Requirement -
Quote the whole listing verbatim.

#### Exercise inputs ####

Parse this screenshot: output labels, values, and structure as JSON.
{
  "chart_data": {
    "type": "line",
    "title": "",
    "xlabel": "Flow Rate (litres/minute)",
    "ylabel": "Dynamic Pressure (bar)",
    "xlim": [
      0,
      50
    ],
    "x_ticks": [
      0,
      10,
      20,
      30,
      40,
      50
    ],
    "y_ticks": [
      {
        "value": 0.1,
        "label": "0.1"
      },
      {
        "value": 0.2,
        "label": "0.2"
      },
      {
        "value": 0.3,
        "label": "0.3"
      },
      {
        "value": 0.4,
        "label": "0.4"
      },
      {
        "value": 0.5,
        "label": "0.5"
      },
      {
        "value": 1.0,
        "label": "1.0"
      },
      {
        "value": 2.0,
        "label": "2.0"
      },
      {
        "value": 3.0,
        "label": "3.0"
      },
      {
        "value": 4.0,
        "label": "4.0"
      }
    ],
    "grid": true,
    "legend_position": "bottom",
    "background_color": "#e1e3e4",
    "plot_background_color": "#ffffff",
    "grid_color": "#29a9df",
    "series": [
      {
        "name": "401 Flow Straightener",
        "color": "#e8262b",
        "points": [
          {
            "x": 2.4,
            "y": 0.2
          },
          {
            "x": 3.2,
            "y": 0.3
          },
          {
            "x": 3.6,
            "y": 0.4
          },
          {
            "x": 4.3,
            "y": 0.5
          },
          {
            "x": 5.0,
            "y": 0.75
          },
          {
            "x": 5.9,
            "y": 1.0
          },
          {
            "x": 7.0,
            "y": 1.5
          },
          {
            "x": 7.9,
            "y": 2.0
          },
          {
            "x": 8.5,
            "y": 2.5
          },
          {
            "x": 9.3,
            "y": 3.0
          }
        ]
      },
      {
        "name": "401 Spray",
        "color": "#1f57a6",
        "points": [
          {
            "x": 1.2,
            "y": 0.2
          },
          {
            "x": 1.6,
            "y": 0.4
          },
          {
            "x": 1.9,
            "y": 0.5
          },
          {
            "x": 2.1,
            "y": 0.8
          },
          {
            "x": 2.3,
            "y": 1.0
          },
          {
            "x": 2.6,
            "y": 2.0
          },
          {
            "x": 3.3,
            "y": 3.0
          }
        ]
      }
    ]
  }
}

####

Exercise answer -
Parse this screenshot: output labels, values, and structure as JSON.
{
  "chart_data": {
    "type": "line",
    "title": "",
    "xlabel": "Flow Rate (litres/minute)",
    "ylabel": "Dynamic Pressure (bar)",
    "xlim": [
      0,
      50
    ],
    "x_ticks": [
      0,
      10,
      20,
      30,
      40,
      50
    ],
    "y_ticks": [
      {
        "value": 0.1,
        "label": "0.1"
      },
      {
        "value": 0.2,
        "label": "0.2"
      },
      {
        "value": 0.3,
        "label": "0.3"
      },
      {
        "value": 0.4,
        "label": "0.4"
      },
      {
        "value": 0.5,
        "label": "0.5"
      },
      {
        "value": 1.0,
        "label": "1.0"
      },
      {
        "value": 2.0,
        "label": "2.0"
      },
      {
        "value": 3.0,
        "label": "3.0"
      },
      {
        "value": 4.0,
        "label": "4.0"
      }
    ],
    "grid": true,
    "legend_position": "bottom",
    "background_color": "#e1e3e4",
    "plot_background_color": "#ffffff",
    "grid_color": "#29a9df",
    "series": [
      {
        "name": "401 Flow Straightener",
        "color": "#e8262b",
        "points": [
          {
            "x": 2.4,
            "y": 0.2
          },
          {
            "x": 3.2,
            "y": 0.3
          },
          {
            "x": 3.6,
            "y": 0.4
          },
          {
            "x": 4.3,
            "y": 0.5
          },
          {
            "x": 5.0,
            "y": 0.75
          },
          {
            "x": 5.9,
            "y": 1.0
          },
          {
            "x": 7.0,
            "y": 1.5
          },
          {
            "x": 7.9,
            "y": 2.0
          },
          {
            "x": 8.5,
            "y": 2.5
          },
          {
            "x": 9.3,
            "y": 3.0
          }
        ]
      },
      {
        "name": "401 Spray",
        "color": "#1f57a6",
        "points": [
          {
            "x": 1.2,
            "y": 0.2
          },
          {
            "x": 1.6,
            "y": 0.4
          },
          {
            "x": 1.9,
            "y": 0.5
          },
          {
            "x": 2.1,
            "y": 0.8
          },
          {
            "x": 2.3,
            "y": 1.0
          },
          {
            "x": 2.6,
            "y": 2.0
          },
          {
            "x": 3.3,
            "y": 3.0
          }
        ]
      }
    ]
  }
}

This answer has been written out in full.